■ WHAT IS BEING ASKED: Look through the material below, count the lines containing the word "text", and state only the count.

Recorded data
=-=-=-=-=
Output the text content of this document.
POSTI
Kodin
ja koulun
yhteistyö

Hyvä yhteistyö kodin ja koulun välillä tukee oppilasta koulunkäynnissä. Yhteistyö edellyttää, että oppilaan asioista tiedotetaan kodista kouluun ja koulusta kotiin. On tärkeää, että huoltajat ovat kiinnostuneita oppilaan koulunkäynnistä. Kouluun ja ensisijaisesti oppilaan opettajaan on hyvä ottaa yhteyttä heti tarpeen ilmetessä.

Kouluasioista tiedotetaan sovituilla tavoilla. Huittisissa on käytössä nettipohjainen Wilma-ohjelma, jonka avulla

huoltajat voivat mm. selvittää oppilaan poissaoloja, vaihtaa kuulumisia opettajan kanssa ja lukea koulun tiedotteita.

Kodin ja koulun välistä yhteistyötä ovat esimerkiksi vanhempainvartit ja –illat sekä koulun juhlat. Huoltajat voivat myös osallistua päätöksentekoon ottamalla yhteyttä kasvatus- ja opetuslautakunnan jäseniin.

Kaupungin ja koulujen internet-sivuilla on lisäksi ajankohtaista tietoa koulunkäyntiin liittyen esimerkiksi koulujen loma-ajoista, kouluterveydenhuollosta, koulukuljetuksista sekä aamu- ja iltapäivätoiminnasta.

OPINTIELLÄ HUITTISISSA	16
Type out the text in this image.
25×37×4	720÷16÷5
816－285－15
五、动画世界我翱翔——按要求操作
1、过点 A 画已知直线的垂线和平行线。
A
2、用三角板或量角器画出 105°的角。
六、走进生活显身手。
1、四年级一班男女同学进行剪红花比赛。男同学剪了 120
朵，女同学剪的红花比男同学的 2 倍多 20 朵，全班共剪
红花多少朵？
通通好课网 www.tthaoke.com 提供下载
=-=-=-=-=
■ FINAL ANSWER: 2